## Start
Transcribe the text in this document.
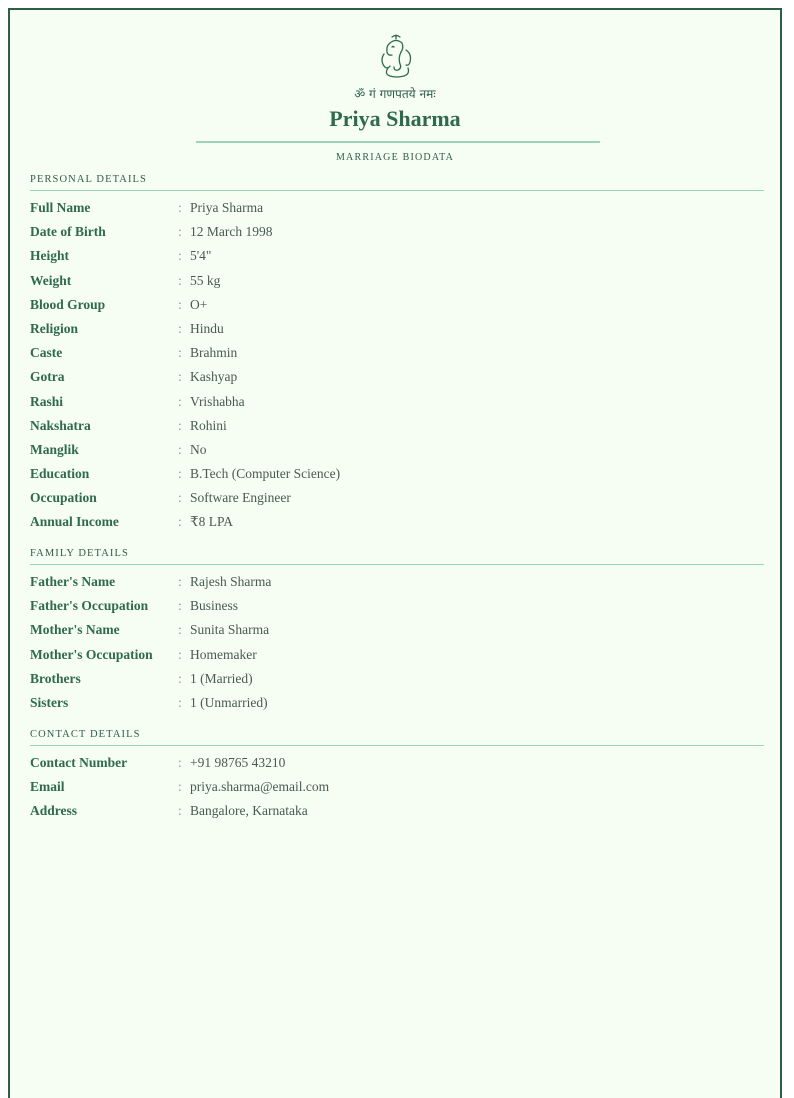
ॐ गं गणपतये नमः
Priya Sharma
MARRIAGE BIODATA
PERSONAL DETAILS
Full Name	: Priya Sharma
Date of Birth	: 12 March 1998
Height	: 5'4"
Weight	: 55 kg
Blood Group	: O+
Religion	: Hindu
Caste	: Brahmin
Gotra	: Kashyap
Rashi	: Vrishabha
Nakshatra	: Rohini
Manglik	: No
Education	: B.Tech (Computer Science)
Occupation	: Software Engineer
Annual Income	: ₹8 LPA
FAMILY DETAILS
Father's Name	: Rajesh Sharma
Father's Occupation : Business
Mother's Name	: Sunita Sharma
Mother's Occupation : Homemaker
Brothers	: 1 (Married)
Sisters	: 1 (Unmarried)
CONTACT DETAILS
Contact Number	: +91 98765 43210
Email	: priya.sharma@email.com
Address	: Bangalore, Karnataka
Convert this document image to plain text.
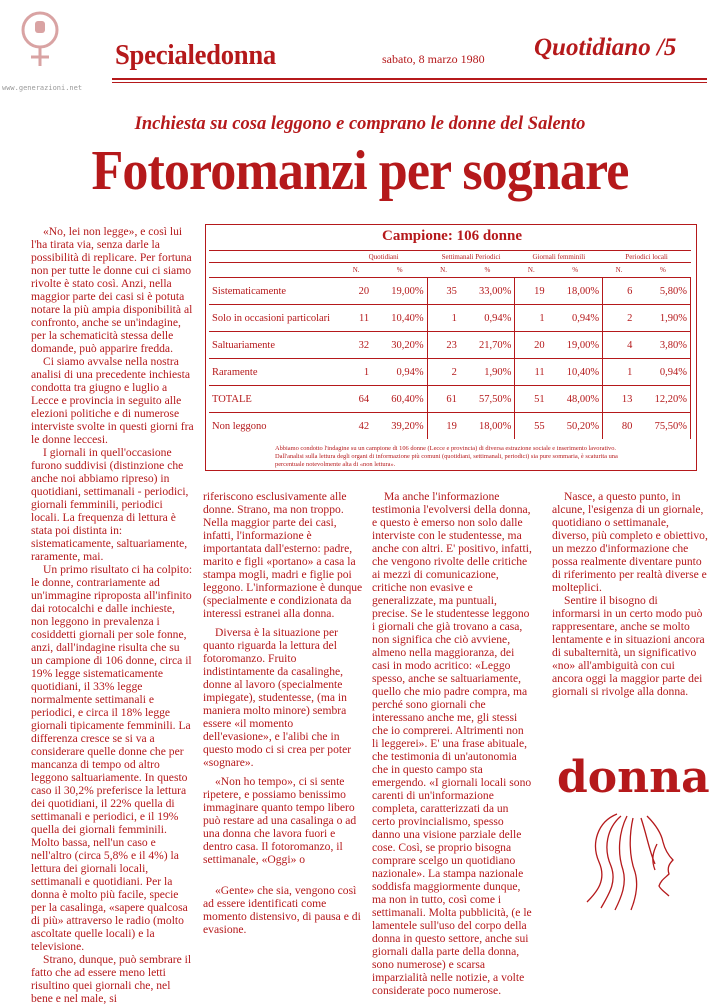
www.generazioni.net
Specialedonna	sabato, 8 marzo 1980 Quotidiano /5
Inchiesta su cosa leggono e comprano le donne del Salento
Fotoromanzi per sognare

«No, lei non legge», e così lui l'ha tirata via, senza darle la possibilità di replicare. Per fortuna non per tutte le donne cui ci siamo rivolte è stato così. Anzi, nella maggior parte dei casi si è potuta notare la più ampia disponibilità al confronto, anche se un'indagine, per la schematicità stessa delle domande, può apparire fredda.

Ci siamo avvalse nella nostra analisi di una precedente inchiesta condotta tra giugno e luglio a Lecce e provincia in seguito alle elezioni politiche e di numerose interviste svolte in questi giorni fra le donne leccesi.

I giornali in quell'occasione furono suddivisi (distinzione che anche noi abbiamo ripreso) in quotidiani, settimanali - periodici, giornali femminili, periodici locali. La frequenza di lettura è stata poi distinta in: sistematicamente, saltuariamente, raramente, mai.

Un primo risultato ci ha colpito: le donne, contrariamente ad un'immagine riproposta all'infinito dai rotocalchi e dalle inchieste, non leggono in prevalenza i cosiddetti giornali per sole fonne, anzi, dall'indagine risulta che su un campione di 106 donne, circa il 19% legge sistematicamente quotidiani, il 33% legge normalmente settimanali e periodici, e circa il 18% legge giornali tipicamente femminili. La differenza cresce se si va a considerare quelle donne che per mancanza di tempo od altro leggono saltuariamente. In questo caso il 30,2% preferisce la lettura dei quotidiani, il 22% quella di settimanali e periodici, e il 19% quella dei giornali femminili. Molto bassa, nell'un caso e nell'altro (circa 5,8% e il 4%) la lettura dei giornali locali, settimanali e quotidiani. Per la donna è molto più facile, specie per la casalinga, «sapere qualcosa di più» attraverso le radio (molto ascoltate quelle locali) e la televisione.

Strano, dunque, può sembrare il fatto che ad essere meno letti risultino quei giornali che, nel bene e nel male, si

Campione: 106 donne
	Quotidiani		Settimanali Periodici		Giornali femminili		Periodici locali	
	N.	%	N.	%	N.	%	N.	%
Sistematicamente	20	19,00%	35	33,00%	19	18,00%	6	5,80%
Solo in occasioni particolari	11	10,40%	1	0,94%	1	0,94%	2	1,90%
Saltuariamente	32	30,20%	23	21,70%	20	19,00%	4	3,80%
Raramente	1	0,94%	2	1,90%	11	10,40%	1	0,94%
TOTALE	64	60,40%	61	57,50%	51	48,00%	13	12,20%
Non leggono	42	39,20%	19	18,00%	55	50,20%	80	75,50%
Abbiamo condotto l'indagine su un campione di 106 donne (Lecce e provincia) di diversa estrazione sociale e inserimento lavorativo. Dall'analisi sulla lettura degli organi di informazione più comuni (quotidiani, settimanali, periodici) sia pure sommaria, è scaturita una percentuale notevolmente alta di «non lettura».

riferiscono esclusivamente alle donne. Strano, ma non troppo. Nella maggior parte dei casi, infatti, l'informazione è importantata dall'esterno: padre, marito e figli «portano» a casa la stampa mogli, madri e figlie poi leggono. L'informazione è dunque (specialmente e condizionata da interessi estranei alla donna.

Diversa è la situazione per quanto riguarda la lettura del fotoromanzo. Fruito indistintamente da casalinghe, donne al lavoro (specialmente impiegate), studentesse, (ma in maniera molto minore) sembra essere «il momento dell'evasione», e l'alibi che in questo modo ci si crea per poter «sognare».

«Non ho tempo», ci si sente ripetere, e possiamo benissimo immaginare quanto tempo libero può restare ad una casalinga o ad una donna che lavora fuori e dentro casa. Il fotoromanzo, il settimanale, «Oggi» o

«Gente» che sia, vengono così ad essere identificati come momento distensivo, di pausa e di evasione.

Ma anche l'informazione testimonia l'evolversi della donna, e questo è emerso non solo dalle interviste con le studentesse, ma anche con altri. E' positivo, infatti, che vengono rivolte delle critiche ai mezzi di comunicazione, critiche non evasive e generalizzate, ma puntuali, precise. Se le studentesse leggono i giornali che già trovano a casa, non significa che ciò avviene, almeno nella maggioranza, dei casi in modo acritico: «Leggo spesso, anche se saltuariamente, quello che mio padre compra, ma perché sono giornali che interessano anche me, gli stessi che io comprerei. Altrimenti non li leggerei». E' una frase abituale, che testimonia di un'autonomia che in questo campo sta emergendo. «I giornali locali sono carenti di un'informazione completa, caratterizzati da un certo provincialismo, spesso danno una visione parziale delle cose. Così, se proprio bisogna comprare scelgo un quotidiano nazionale». La stampa nazionale soddisfa maggiormente dunque, ma non in tutto, così come i settimanali. Molta pubblicità, (e le lamentele sull'uso del corpo della donna in questo settore, anche sui giornali dalla parte della donna, sono numerose) e scarsa imparzialità nelle notizie, a volte considerate poco numerose.

Nasce, a questo punto, in alcune, l'esigenza di un giornale, quotidiano o settimanale, diverso, più completo e obiettivo, un mezzo d'informazione che possa realmente diventare punto di riferimento per realtà diverse e molteplici.

Sentire il bisogno di informarsi in un certo modo può rappresentare, anche se molto lentamente e in situazioni ancora di subalternità, un significativo «no» all'ambiguità con cui ancora oggi la maggior parte dei giornali si rivolge alla donna.

donna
## End
**EXERCISE DIRECTIONS**:
Reproduce every record above exactly, but leave out the pictures.

**RESPONSE FOR THIS EXERCISE**:
Transcribe the text in this document.
ॐ गं गणपतये नमः
Priya Sharma
MARRIAGE BIODATA
PERSONAL DETAILS
Full Name	: Priya Sharma
Date of Birth	: 12 March 1998
Height	: 5'4"
Weight	: 55 kg
Blood Group	: O+
Religion	: Hindu
Caste	: Brahmin
Gotra	: Kashyap
Rashi	: Vrishabha
Nakshatra	: Rohini
Manglik	: No
Education	: B.Tech (Computer Science)
Occupation	: Software Engineer
Annual Income	: ₹8 LPA
FAMILY DETAILS
Father's Name	: Rajesh Sharma
Father's Occupation : Business
Mother's Name	: Sunita Sharma
Mother's Occupation : Homemaker
Brothers	: 1 (Married)
Sisters	: 1 (Unmarried)
CONTACT DETAILS
Contact Number	: +91 98765 43210
Email	: priya.sharma@email.com
Address	: Bangalore, Karnataka
Convert this document image to plain text.
www.generazioni.net
Specialedonna	sabato, 8 marzo 1980 Quotidiano /5
Inchiesta su cosa leggono e comprano le donne del Salento
Fotoromanzi per sognare

«No, lei non legge», e così lui l'ha tirata via, senza darle la possibilità di replicare. Per fortuna non per tutte le donne cui ci siamo rivolte è stato così. Anzi, nella maggior parte dei casi si è potuta notare la più ampia disponibilità al confronto, anche se un'indagine, per la schematicità stessa delle domande, può apparire fredda.

Ci siamo avvalse nella nostra analisi di una precedente inchiesta condotta tra giugno e luglio a Lecce e provincia in seguito alle elezioni politiche e di numerose interviste svolte in questi giorni fra le donne leccesi.

I giornali in quell'occasione furono suddivisi (distinzione che anche noi abbiamo ripreso) in quotidiani, settimanali - periodici, giornali femminili, periodici locali. La frequenza di lettura è stata poi distinta in: sistematicamente, saltuariamente, raramente, mai.

Un primo risultato ci ha colpito: le donne, contrariamente ad un'immagine riproposta all'infinito dai rotocalchi e dalle inchieste, non leggono in prevalenza i cosiddetti giornali per sole fonne, anzi, dall'indagine risulta che su un campione di 106 donne, circa il 19% legge sistematicamente quotidiani, il 33% legge normalmente settimanali e periodici, e circa il 18% legge giornali tipicamente femminili. La differenza cresce se si va a considerare quelle donne che per mancanza di tempo od altro leggono saltuariamente. In questo caso il 30,2% preferisce la lettura dei quotidiani, il 22% quella di settimanali e periodici, e il 19% quella dei giornali femminili. Molto bassa, nell'un caso e nell'altro (circa 5,8% e il 4%) la lettura dei giornali locali, settimanali e quotidiani. Per la donna è molto più facile, specie per la casalinga, «sapere qualcosa di più» attraverso le radio (molto ascoltate quelle locali) e la televisione.

Strano, dunque, può sembrare il fatto che ad essere meno letti risultino quei giornali che, nel bene e nel male, si

Campione: 106 donne
	Quotidiani		Settimanali Periodici		Giornali femminili		Periodici locali	
	N.	%	N.	%	N.	%	N.	%
Sistematicamente	20	19,00%	35	33,00%	19	18,00%	6	5,80%
Solo in occasioni particolari	11	10,40%	1	0,94%	1	0,94%	2	1,90%
Saltuariamente	32	30,20%	23	21,70%	20	19,00%	4	3,80%
Raramente	1	0,94%	2	1,90%	11	10,40%	1	0,94%
TOTALE	64	60,40%	61	57,50%	51	48,00%	13	12,20%
Non leggono	42	39,20%	19	18,00%	55	50,20%	80	75,50%
Abbiamo condotto l'indagine su un campione di 106 donne (Lecce e provincia) di diversa estrazione sociale e inserimento lavorativo. Dall'analisi sulla lettura degli organi di informazione più comuni (quotidiani, settimanali, periodici) sia pure sommaria, è scaturita una percentuale notevolmente alta di «non lettura».

riferiscono esclusivamente alle donne. Strano, ma non troppo. Nella maggior parte dei casi, infatti, l'informazione è importantata dall'esterno: padre, marito e figli «portano» a casa la stampa mogli, madri e figlie poi leggono. L'informazione è dunque (specialmente e condizionata da interessi estranei alla donna.

Diversa è la situazione per quanto riguarda la lettura del fotoromanzo. Fruito indistintamente da casalinghe, donne al lavoro (specialmente impiegate), studentesse, (ma in maniera molto minore) sembra essere «il momento dell'evasione», e l'alibi che in questo modo ci si crea per poter «sognare».

«Non ho tempo», ci si sente ripetere, e possiamo benissimo immaginare quanto tempo libero può restare ad una casalinga o ad una donna che lavora fuori e dentro casa. Il fotoromanzo, il settimanale, «Oggi» o

«Gente» che sia, vengono così ad essere identificati come momento distensivo, di pausa e di evasione.

Ma anche l'informazione testimonia l'evolversi della donna, e questo è emerso non solo dalle interviste con le studentesse, ma anche con altri. E' positivo, infatti, che vengono rivolte delle critiche ai mezzi di comunicazione, critiche non evasive e generalizzate, ma puntuali, precise. Se le studentesse leggono i giornali che già trovano a casa, non significa che ciò avviene, almeno nella maggioranza, dei casi in modo acritico: «Leggo spesso, anche se saltuariamente, quello che mio padre compra, ma perché sono giornali che interessano anche me, gli stessi che io comprerei. Altrimenti non li leggerei». E' una frase abituale, che testimonia di un'autonomia che in questo campo sta emergendo. «I giornali locali sono carenti di un'informazione completa, caratterizzati da un certo provincialismo, spesso danno una visione parziale delle cose. Così, se proprio bisogna comprare scelgo un quotidiano nazionale». La stampa nazionale soddisfa maggiormente dunque, ma non in tutto, così come i settimanali. Molta pubblicità, (e le lamentele sull'uso del corpo della donna in questo settore, anche sui giornali dalla parte della donna, sono numerose) e scarsa imparzialità nelle notizie, a volte considerate poco numerose.

Nasce, a questo punto, in alcune, l'esigenza di un giornale, quotidiano o settimanale, diverso, più completo e obiettivo, un mezzo d'informazione che possa realmente diventare punto di riferimento per realtà diverse e molteplici.

Sentire il bisogno di informarsi in un certo modo può rappresentare, anche se molto lentamente e in situazioni ancora di subalternità, un significativo «no» all'ambiguità con cui ancora oggi la maggior parte dei giornali si rivolge alla donna.

donna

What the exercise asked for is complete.